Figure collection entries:
=====
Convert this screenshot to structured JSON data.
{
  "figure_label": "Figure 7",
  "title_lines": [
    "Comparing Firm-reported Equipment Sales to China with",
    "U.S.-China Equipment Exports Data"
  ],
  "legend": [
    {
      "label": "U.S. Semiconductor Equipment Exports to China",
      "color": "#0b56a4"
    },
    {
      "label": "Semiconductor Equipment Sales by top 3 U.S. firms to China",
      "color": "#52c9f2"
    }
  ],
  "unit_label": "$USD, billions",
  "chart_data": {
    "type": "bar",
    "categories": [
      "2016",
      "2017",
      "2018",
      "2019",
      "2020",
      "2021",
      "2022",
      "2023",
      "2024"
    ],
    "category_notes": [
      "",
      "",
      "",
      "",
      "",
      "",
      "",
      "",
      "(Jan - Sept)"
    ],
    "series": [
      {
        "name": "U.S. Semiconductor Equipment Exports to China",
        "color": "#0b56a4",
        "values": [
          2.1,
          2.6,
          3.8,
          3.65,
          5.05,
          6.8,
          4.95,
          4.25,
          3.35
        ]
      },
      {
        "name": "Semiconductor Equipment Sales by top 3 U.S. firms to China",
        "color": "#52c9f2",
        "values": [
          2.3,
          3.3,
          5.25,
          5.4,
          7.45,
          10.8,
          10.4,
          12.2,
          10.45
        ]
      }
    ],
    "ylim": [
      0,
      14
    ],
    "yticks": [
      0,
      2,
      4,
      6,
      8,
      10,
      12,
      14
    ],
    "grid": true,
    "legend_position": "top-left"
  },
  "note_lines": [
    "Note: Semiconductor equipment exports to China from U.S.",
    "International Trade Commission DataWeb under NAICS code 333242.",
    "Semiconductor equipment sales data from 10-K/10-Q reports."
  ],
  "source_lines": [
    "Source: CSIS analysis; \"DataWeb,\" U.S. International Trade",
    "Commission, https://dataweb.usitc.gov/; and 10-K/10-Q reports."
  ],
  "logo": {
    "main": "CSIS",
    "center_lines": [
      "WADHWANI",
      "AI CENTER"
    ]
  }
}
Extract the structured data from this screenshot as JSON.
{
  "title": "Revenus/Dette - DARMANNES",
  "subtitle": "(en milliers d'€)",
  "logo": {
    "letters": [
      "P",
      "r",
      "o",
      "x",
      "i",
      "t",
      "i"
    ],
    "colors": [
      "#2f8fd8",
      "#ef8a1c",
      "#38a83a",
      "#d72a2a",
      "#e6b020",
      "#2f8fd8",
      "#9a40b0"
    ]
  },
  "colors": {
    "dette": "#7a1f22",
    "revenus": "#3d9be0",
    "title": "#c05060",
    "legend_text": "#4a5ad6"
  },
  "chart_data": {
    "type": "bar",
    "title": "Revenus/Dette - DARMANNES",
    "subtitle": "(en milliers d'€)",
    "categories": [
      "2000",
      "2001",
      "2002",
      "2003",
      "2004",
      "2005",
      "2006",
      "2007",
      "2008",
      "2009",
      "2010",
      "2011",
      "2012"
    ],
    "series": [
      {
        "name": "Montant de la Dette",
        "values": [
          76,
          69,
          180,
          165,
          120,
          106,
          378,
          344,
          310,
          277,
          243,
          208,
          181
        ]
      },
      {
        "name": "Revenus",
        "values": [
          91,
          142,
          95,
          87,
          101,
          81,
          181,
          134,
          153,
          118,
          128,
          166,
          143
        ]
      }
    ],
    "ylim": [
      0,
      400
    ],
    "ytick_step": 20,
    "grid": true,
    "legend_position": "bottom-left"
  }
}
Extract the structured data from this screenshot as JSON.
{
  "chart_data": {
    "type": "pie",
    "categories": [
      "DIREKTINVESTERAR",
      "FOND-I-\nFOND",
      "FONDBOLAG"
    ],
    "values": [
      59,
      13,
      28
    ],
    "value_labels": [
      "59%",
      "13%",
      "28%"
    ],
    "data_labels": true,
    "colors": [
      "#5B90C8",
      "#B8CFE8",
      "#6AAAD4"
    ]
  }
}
=====
◆ WHAT IS BEING ASKED
Return every line containing "Trade".

◆ SOLVED PROBLEM
    "International Trade Commission DataWeb under NAICS code 333242.",
    "Source: CSIS analysis; \"DataWeb,\" U.S. International Trade",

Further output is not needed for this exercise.